Fragmento seleccionado:
Llega el día de la celebración y todos van en procesión llevando las cruces que recuerdan a sus muertos con una fecha misteriosa: 24 de julio de 1987. Quizá el día en que ocurrió una masacre y que se llevó la vida de sus seres queridos y los dejó también muertos en vida. Cruenta guerra interna, que tuvo al medio de dos fuegos a pequeños pueblos como el que se retrata en el film. El momento en que la alienación de la gente se muestra total, se da durante la misa que celebra el sacerdote foráneo (encarnado por el único actor profesional), al que todos esperaban. Su discurso recurre a narraciones completamente ajenas a esa realidad y esa ajenitud se respira más aun cuando los feligreses cantan,
desorejados, el Gloria Aleluya. En ese momento parece haber empezado a romperse algo.
Las imágenes que se suceden son poesía intensa, en movimiento, con mucha ternura. La joven y hermosa muchacha, cansada de su jornada de trabajo, se queda dormida en una choza, mientras moscas revolotean. La muchacha que camina el sendero escarpado llevando las flores que adornarán el templo; la cámara la sigue con tal precisión que el caminar se introduce en las retinas con su ritmo agitado. Una anciana come maíz tostado y se sienta a su lado el esposo, desdentado; la mujer acelera aparentemente la deglución de ese humilde alimento, pero de rato en rato extrae de su boca una pequeña bola de masa y se la coloca en la boca a su amado, para que este pueda ingerirla sinmayores dificultades. Otra pareja oye la voz de una mujer joven (¿su hija?) en un tocacassette; primero el varón sentado, taciturno, silencios, hasta que se ve invadido por su mujer y apaga el equipo, pero ella lo vuelve a encender y se oye otra vez la letanía de esa voz ausente que, seguramente, sigue causando dolores en sus almas rotas, divididas.

Material de estudio:
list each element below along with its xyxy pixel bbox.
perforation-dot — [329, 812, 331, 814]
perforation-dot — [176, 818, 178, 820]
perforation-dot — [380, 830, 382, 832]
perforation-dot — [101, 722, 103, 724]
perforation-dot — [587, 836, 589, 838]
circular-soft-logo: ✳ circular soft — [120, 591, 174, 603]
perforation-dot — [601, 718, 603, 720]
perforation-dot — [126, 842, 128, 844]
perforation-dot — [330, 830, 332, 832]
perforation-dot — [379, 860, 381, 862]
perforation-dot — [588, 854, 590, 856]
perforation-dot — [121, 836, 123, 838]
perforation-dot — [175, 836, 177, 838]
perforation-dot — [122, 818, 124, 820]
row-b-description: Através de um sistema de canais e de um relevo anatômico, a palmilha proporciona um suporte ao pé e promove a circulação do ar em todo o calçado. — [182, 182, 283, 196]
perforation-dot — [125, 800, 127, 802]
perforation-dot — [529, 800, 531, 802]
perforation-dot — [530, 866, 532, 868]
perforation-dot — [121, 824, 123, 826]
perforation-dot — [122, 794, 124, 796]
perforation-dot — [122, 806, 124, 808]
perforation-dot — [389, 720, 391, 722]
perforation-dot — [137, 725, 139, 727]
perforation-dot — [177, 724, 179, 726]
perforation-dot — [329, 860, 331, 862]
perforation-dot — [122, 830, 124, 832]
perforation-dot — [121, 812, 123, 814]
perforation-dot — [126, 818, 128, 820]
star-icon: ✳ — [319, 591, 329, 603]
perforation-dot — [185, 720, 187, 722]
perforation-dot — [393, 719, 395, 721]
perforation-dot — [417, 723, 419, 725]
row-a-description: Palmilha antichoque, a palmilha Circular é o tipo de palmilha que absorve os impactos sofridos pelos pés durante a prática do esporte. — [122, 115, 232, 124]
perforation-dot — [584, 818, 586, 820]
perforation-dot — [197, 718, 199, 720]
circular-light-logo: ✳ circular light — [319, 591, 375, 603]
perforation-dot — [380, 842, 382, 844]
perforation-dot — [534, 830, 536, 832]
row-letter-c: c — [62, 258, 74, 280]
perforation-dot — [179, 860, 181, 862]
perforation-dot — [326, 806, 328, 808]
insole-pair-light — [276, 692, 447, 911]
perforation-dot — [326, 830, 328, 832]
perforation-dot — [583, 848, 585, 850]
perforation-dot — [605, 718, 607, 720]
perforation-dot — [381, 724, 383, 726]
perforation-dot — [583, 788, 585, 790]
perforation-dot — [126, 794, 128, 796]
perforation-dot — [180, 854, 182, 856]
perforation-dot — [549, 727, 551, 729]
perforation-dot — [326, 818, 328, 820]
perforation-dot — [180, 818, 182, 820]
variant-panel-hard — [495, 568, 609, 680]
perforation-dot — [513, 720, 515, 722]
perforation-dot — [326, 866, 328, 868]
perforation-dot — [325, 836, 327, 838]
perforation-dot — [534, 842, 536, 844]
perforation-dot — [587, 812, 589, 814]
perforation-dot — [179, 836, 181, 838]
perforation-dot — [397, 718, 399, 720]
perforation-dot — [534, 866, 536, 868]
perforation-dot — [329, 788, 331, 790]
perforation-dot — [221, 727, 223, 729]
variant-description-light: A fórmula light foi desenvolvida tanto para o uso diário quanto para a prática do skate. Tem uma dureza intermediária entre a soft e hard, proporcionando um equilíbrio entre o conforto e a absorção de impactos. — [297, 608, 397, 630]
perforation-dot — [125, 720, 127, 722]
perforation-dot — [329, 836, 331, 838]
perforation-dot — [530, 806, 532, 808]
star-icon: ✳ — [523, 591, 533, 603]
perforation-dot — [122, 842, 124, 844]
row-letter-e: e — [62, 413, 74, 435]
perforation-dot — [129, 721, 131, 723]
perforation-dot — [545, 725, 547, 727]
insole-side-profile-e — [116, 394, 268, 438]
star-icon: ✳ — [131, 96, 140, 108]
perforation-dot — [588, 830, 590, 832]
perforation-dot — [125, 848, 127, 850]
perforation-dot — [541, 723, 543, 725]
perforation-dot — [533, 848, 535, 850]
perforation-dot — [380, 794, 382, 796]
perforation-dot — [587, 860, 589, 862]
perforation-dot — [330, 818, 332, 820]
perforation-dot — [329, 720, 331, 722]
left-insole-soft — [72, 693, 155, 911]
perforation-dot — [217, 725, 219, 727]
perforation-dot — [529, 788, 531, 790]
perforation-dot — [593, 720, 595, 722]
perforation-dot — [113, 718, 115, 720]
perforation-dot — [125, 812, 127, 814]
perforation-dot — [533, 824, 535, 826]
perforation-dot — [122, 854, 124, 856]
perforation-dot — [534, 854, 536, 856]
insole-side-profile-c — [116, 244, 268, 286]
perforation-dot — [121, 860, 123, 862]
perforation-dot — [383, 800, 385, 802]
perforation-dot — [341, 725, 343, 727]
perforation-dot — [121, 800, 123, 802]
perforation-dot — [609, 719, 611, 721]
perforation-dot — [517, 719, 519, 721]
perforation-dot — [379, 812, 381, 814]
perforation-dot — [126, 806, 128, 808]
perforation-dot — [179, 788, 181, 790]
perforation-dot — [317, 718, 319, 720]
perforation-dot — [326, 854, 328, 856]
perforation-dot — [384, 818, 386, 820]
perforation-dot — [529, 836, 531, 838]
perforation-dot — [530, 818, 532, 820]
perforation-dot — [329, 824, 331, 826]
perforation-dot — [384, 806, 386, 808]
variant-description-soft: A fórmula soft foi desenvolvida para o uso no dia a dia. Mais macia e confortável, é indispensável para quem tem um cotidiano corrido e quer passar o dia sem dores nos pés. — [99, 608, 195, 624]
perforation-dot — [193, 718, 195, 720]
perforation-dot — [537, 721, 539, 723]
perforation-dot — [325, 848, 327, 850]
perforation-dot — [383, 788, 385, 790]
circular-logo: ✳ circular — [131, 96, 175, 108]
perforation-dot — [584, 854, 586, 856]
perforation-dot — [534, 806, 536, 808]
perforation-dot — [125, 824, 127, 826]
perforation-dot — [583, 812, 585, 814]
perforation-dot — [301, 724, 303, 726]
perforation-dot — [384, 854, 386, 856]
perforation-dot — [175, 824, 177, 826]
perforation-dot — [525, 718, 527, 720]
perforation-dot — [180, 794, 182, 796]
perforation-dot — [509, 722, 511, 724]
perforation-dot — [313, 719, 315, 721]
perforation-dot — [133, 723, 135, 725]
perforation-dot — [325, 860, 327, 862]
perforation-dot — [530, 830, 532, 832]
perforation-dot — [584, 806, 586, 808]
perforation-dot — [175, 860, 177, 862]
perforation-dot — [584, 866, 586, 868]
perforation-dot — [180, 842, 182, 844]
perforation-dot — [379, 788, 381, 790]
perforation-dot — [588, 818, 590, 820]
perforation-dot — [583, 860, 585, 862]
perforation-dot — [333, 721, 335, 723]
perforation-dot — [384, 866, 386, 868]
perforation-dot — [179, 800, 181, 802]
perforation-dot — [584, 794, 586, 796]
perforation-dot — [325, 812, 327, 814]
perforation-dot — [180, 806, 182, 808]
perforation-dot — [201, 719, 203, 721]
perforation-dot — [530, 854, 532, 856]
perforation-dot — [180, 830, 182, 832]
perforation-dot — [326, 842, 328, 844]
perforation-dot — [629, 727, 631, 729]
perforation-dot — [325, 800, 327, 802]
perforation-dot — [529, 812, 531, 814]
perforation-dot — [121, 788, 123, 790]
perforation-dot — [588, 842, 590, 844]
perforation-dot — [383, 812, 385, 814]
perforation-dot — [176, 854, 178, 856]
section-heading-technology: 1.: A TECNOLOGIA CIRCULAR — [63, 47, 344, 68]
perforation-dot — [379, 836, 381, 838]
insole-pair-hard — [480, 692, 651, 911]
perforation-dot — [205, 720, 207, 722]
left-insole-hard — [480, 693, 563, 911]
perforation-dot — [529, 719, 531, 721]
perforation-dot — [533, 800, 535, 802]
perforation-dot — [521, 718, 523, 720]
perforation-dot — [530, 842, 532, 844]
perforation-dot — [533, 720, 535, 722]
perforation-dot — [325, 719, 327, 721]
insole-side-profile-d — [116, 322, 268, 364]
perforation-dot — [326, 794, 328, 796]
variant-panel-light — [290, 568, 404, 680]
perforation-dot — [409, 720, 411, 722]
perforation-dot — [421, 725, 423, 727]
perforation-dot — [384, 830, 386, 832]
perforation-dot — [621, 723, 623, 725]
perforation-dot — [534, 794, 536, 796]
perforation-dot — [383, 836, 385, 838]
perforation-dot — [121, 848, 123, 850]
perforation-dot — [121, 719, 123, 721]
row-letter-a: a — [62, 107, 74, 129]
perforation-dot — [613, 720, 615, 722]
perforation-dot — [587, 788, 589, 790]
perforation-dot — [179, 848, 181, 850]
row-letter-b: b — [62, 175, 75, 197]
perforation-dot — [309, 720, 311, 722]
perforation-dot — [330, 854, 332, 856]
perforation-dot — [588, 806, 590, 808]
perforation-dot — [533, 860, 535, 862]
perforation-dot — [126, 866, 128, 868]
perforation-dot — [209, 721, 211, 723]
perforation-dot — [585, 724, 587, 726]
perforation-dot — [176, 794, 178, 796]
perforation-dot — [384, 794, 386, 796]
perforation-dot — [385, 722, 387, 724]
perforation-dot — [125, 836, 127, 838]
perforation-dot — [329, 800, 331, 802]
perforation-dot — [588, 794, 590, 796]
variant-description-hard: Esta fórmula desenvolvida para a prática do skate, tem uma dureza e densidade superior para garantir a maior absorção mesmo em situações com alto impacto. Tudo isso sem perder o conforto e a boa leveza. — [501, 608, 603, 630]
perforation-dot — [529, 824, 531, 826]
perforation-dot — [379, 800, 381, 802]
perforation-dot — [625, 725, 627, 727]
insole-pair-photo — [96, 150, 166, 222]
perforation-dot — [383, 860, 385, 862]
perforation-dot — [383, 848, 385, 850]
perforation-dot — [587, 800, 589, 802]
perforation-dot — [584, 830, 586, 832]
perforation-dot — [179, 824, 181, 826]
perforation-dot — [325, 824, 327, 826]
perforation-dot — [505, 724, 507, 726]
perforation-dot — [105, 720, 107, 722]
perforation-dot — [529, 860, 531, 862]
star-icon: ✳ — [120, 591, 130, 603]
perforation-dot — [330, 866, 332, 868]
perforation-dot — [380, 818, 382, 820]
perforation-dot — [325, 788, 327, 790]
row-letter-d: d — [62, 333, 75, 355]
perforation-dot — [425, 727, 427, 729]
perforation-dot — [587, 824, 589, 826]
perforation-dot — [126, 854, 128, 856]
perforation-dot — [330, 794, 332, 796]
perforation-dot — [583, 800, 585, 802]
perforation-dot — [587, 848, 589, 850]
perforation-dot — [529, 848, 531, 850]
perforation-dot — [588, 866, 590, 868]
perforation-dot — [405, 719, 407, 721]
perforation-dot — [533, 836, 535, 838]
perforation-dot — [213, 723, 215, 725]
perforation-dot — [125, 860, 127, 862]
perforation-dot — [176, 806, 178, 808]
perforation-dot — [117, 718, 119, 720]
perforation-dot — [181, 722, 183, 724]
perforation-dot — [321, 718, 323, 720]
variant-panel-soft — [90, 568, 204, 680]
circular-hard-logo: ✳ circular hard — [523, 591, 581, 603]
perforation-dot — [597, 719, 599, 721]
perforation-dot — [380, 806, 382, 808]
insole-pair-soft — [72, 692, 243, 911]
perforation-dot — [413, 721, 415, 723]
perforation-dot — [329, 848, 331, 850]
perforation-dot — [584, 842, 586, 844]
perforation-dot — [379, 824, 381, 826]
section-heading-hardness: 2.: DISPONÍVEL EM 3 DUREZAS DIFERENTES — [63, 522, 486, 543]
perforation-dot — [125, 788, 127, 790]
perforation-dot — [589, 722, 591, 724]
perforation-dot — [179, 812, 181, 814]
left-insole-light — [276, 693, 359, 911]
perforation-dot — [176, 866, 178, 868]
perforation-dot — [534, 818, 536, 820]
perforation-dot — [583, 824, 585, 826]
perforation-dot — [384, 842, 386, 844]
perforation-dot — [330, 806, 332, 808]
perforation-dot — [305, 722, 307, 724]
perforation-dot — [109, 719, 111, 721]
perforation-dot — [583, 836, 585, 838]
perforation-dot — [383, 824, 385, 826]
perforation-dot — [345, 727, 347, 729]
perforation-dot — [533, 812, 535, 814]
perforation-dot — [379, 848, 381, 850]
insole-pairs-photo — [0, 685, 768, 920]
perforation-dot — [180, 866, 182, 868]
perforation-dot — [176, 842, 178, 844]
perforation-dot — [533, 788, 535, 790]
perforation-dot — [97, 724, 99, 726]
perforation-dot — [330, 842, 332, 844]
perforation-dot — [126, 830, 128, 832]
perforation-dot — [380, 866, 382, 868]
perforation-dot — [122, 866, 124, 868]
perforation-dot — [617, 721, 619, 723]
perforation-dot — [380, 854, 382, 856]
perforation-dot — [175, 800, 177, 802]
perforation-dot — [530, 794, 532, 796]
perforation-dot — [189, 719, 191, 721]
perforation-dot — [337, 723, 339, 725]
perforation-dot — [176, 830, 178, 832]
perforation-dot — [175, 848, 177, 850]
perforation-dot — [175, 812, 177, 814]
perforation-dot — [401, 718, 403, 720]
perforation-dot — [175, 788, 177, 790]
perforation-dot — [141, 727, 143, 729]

Aplica lo leído:
a - Según el fragmento sobre la película, ¿qué fecha llevan las cruces que el pueblo porta en la procesión?
b - Prosigue el fragmento sobre la película a partir de su última oración.
El listado procede de otra fuente.

Tus respuestas escritas:
a - 24 de julio de 1987.

b -
La celebración ha concluido y algo ocurre, pues se aprecia, primero, que algunos pobladores azotan el anda del patrón y la abandonan en el atrio del templo. Luego, en una escena inverosímil, todos los pobladores echados en el piso, con las cruces de sus difuntos arrojadas y revueltas, parecen abandonarse, ebrios de ira o decepción, al sueño en la intemperie durante el resto del día, quizás hasta el amanecer.
En las siguientes escenas, alguien parece observar a través de la cerradura desde el interior hacia el exterior donde, alegres, juegan solo los niños y van a la caza del patrón. La alegría desborda sus rostros. Santiago es trasladado, irreverentemente, por esos niños que ahora se mueven libres y sonrientes, juegan con el caballo y luego empiezan a partir en pedazos la imagen, el patrón es de pronto también sometido a lapidación, como si de manera lúdica protagonizaran los versos de aquel poema del médico Ernesto Guevara en que le pedía a la vieja María “No ores al dios indolente/ que toda una vida mintió tu esperanza/ ni pidas clemencia a la muerte”. Finalmente, arrojan al barranco sus restos como si, de esa manera, los niños se libraran y también a sus mayores y a su propio pueblo de la cruz con la que el patrón los había sometido.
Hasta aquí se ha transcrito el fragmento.